━━━ ROWS

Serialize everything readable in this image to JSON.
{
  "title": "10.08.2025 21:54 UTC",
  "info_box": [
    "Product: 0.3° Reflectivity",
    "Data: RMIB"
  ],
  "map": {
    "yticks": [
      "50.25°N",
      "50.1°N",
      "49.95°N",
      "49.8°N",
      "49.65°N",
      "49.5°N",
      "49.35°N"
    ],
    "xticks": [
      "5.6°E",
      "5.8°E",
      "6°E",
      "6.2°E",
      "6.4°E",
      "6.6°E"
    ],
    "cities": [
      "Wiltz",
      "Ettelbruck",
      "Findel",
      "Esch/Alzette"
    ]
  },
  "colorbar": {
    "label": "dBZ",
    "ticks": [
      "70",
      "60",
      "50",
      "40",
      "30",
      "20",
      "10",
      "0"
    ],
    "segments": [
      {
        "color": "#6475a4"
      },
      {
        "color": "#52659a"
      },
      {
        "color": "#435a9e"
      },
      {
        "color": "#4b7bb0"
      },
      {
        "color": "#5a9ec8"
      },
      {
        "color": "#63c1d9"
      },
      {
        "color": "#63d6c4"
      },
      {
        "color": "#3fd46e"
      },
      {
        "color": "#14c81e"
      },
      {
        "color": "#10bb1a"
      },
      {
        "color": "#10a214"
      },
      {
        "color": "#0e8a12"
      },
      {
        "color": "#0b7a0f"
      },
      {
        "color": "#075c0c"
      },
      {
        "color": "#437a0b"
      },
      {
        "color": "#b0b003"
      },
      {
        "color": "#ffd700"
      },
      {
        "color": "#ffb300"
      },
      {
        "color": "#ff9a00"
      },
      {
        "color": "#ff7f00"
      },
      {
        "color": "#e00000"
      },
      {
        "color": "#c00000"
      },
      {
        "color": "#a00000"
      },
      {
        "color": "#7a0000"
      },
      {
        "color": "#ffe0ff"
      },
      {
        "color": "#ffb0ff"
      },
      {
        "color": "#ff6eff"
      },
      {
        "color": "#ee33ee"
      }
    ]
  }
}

━━━━━━

Print all of the entries exactly as they are written.

Serialize everything readable in this image to JSON.
{
  "title": "10.08.2025 21:54 UTC",
  "info_box": [
    "Product: 0.3° Reflectivity",
    "Data: RMIB"
  ],
  "map": {
    "yticks": [
      "50.25°N",
      "50.1°N",
      "49.95°N",
      "49.8°N",
      "49.65°N",
      "49.5°N",
      "49.35°N"
    ],
    "xticks": [
      "5.6°E",
      "5.8°E",
      "6°E",
      "6.2°E",
      "6.4°E",
      "6.6°E"
    ],
    "cities": [
      "Wiltz",
      "Ettelbruck",
      "Findel",
      "Esch/Alzette"
    ]
  },
  "colorbar": {
    "label": "dBZ",
    "ticks": [
      "70",
      "60",
      "50",
      "40",
      "30",
      "20",
      "10",
      "0"
    ],
    "segments": [
      {
        "color": "#6475a4"
      },
      {
        "color": "#52659a"
      },
      {
        "color": "#435a9e"
      },
      {
        "color": "#4b7bb0"
      },
      {
        "color": "#5a9ec8"
      },
      {
        "color": "#63c1d9"
      },
      {
        "color": "#63d6c4"
      },
      {
        "color": "#3fd46e"
      },
      {
        "color": "#14c81e"
      },
      {
        "color": "#10bb1a"
      },
      {
        "color": "#10a214"
      },
      {
        "color": "#0e8a12"
      },
      {
        "color": "#0b7a0f"
      },
      {
        "color": "#075c0c"
      },
      {
        "color": "#437a0b"
      },
      {
        "color": "#b0b003"
      },
      {
        "color": "#ffd700"
      },
      {
        "color": "#ffb300"
      },
      {
        "color": "#ff9a00"
      },
      {
        "color": "#ff7f00"
      },
      {
        "color": "#e00000"
      },
      {
        "color": "#c00000"
      },
      {
        "color": "#a00000"
      },
      {
        "color": "#7a0000"
      },
      {
        "color": "#ffe0ff"
      },
      {
        "color": "#ffb0ff"
      },
      {
        "color": "#ff6eff"
      },
      {
        "color": "#ee33ee"
      }
    ]
  }
}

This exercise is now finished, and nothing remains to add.